— DATA SHOWN —

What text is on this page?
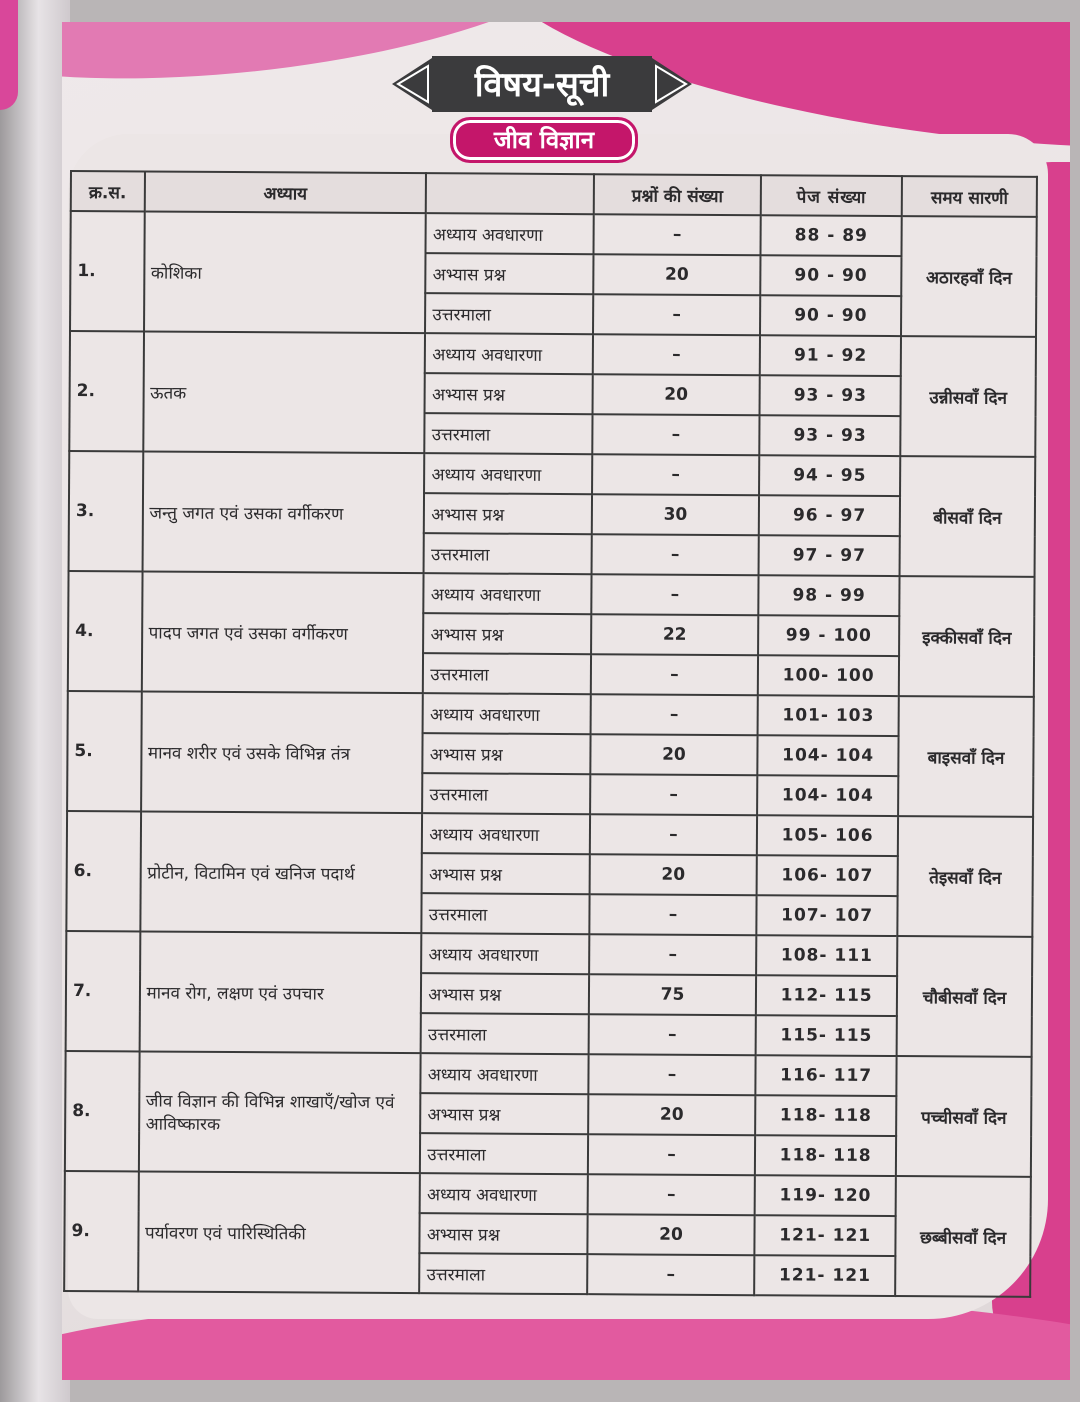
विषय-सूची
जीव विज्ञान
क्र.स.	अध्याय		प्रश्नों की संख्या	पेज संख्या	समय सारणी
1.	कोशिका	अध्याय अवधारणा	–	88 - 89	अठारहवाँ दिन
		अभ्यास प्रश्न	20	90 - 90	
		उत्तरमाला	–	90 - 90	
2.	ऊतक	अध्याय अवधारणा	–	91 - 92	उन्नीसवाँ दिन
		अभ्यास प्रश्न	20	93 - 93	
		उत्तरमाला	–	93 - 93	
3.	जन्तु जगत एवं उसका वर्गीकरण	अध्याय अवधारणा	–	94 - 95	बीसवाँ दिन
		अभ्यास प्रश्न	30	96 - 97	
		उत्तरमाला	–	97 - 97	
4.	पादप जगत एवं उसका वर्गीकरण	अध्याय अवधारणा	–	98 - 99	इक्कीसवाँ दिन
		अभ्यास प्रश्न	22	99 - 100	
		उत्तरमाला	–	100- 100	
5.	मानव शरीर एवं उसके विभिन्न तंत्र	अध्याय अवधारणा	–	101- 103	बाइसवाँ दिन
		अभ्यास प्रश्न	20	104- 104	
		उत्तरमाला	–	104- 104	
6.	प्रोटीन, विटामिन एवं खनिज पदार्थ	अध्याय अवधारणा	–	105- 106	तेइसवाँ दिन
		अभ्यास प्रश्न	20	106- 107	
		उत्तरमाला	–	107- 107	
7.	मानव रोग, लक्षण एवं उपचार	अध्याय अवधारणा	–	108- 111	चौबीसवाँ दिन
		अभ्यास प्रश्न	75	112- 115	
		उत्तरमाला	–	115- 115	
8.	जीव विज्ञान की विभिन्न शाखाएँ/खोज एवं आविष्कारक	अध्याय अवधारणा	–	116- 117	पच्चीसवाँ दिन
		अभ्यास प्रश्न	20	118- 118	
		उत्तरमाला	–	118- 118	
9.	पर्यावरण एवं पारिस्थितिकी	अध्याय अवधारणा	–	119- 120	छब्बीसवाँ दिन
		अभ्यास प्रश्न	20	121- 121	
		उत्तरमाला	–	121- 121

* * *

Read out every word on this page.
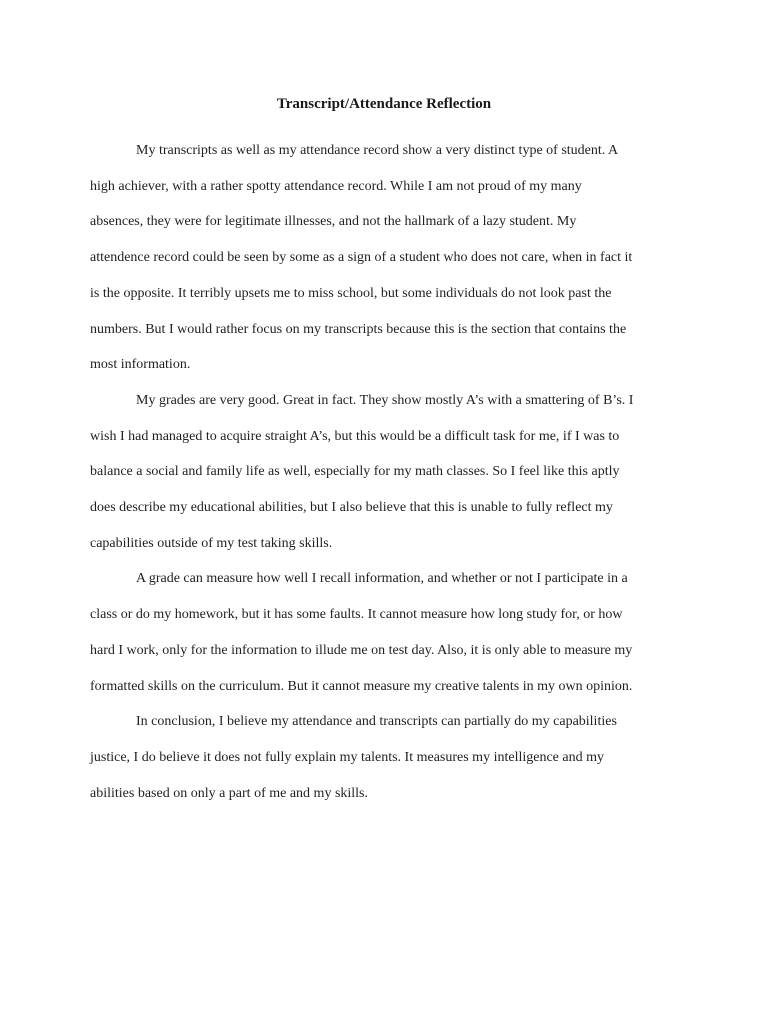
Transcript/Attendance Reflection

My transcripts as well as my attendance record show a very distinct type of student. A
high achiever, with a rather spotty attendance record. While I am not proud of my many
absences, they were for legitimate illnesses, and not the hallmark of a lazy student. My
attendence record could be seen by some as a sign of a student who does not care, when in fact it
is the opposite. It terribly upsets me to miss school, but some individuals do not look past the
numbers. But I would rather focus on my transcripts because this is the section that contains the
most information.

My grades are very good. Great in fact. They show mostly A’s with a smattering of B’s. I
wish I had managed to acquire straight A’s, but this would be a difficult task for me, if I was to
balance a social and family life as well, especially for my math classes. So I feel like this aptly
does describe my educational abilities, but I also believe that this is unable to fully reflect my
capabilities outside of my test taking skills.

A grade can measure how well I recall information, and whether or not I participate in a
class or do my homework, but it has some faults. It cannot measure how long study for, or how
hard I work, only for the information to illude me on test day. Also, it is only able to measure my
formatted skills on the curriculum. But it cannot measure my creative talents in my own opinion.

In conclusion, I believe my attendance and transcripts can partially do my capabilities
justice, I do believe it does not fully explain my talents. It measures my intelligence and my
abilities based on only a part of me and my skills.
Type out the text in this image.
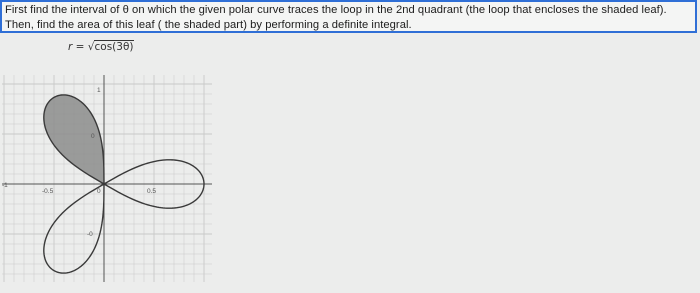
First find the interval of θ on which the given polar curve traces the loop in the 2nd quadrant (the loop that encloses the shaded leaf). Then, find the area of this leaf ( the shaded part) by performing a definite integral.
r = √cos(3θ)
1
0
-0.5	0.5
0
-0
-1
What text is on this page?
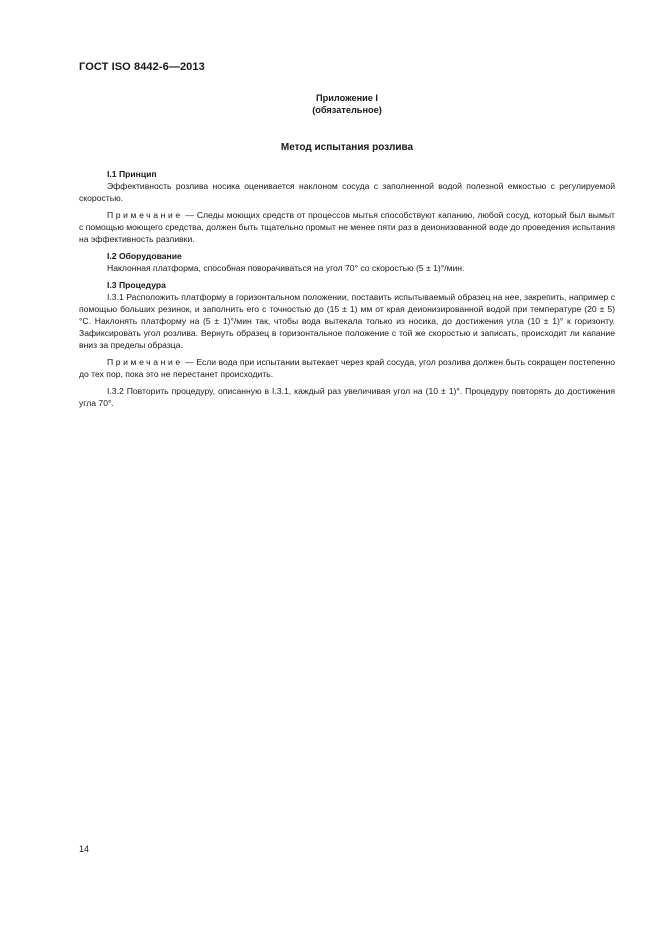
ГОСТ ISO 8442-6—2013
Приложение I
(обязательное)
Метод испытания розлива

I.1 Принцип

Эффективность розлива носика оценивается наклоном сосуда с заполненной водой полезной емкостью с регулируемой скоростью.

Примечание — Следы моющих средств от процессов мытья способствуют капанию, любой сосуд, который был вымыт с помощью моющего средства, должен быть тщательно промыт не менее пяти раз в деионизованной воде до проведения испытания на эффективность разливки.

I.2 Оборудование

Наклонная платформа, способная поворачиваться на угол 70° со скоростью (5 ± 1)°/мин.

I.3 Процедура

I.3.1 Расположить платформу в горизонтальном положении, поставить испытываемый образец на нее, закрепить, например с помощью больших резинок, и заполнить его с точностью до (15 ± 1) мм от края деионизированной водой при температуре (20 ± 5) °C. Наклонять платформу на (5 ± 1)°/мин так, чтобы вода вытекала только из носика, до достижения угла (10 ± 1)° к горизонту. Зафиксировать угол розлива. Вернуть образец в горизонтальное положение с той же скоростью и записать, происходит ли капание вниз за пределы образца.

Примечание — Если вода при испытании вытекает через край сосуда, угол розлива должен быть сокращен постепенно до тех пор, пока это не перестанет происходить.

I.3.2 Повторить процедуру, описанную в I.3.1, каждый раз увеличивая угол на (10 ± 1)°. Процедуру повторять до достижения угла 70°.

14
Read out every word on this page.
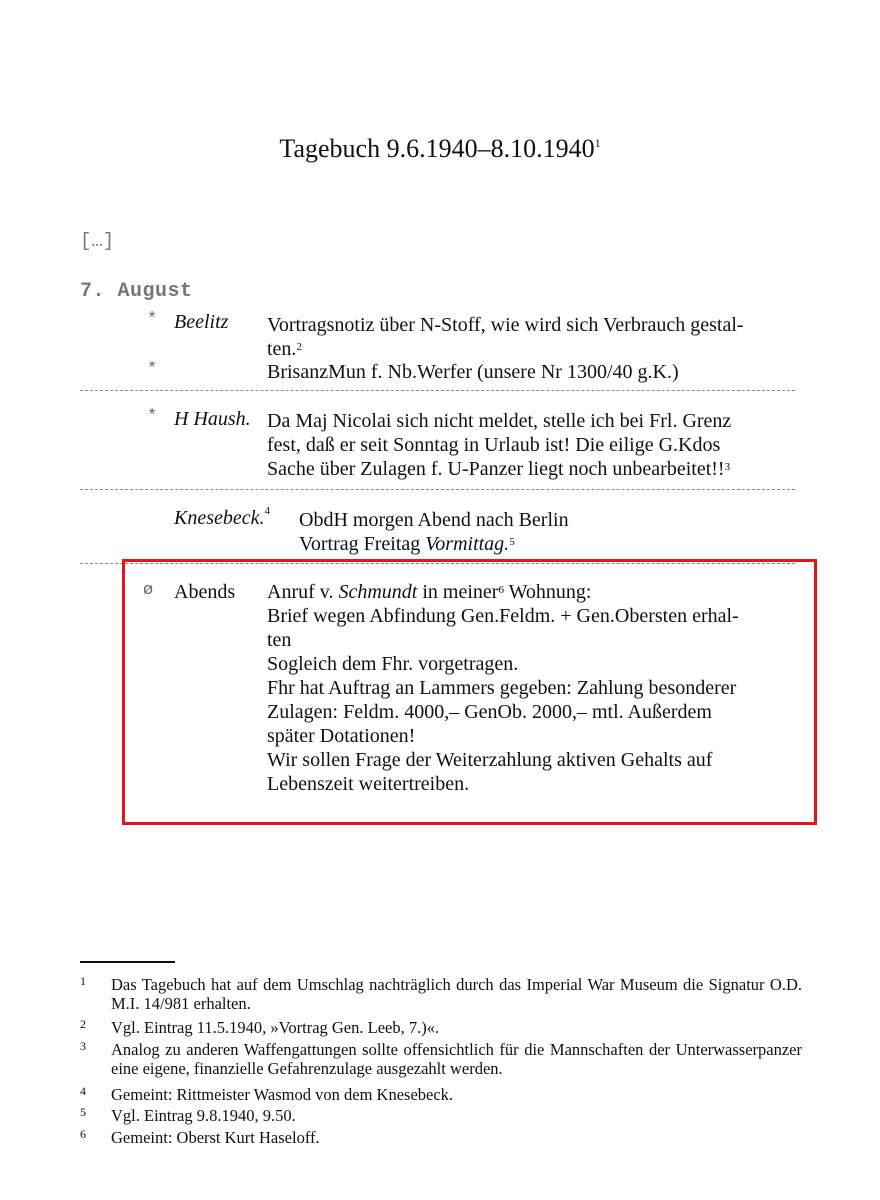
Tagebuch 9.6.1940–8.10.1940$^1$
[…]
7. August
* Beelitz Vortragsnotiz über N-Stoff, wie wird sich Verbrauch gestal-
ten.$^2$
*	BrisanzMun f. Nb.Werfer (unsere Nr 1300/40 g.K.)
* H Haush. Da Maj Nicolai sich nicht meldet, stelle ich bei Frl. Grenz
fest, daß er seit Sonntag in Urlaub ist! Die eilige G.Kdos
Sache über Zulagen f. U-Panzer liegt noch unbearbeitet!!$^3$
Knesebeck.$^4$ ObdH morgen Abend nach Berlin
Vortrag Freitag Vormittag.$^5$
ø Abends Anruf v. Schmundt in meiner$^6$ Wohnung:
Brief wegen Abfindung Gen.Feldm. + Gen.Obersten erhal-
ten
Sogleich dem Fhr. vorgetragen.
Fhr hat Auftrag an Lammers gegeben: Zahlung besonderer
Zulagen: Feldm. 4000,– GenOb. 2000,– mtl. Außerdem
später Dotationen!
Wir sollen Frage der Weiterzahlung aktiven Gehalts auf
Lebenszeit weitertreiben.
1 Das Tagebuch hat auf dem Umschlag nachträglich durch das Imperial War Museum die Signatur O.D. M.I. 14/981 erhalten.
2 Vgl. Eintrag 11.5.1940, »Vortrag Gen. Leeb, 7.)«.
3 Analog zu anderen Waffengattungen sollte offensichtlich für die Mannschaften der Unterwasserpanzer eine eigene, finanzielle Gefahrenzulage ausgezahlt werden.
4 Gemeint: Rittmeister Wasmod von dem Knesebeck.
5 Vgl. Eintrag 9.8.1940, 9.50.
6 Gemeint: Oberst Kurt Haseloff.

— BRIEF —
Using the records above, pull out each line where the word "student" occurs.

— TASK SOLUTION —
My transcripts as well as my attendance record show a very distinct type of student. A
absences, they were for legitimate illnesses, and not the hallmark of a lazy student. My
attendence record could be seen by some as a sign of a student who does not care, when in fact it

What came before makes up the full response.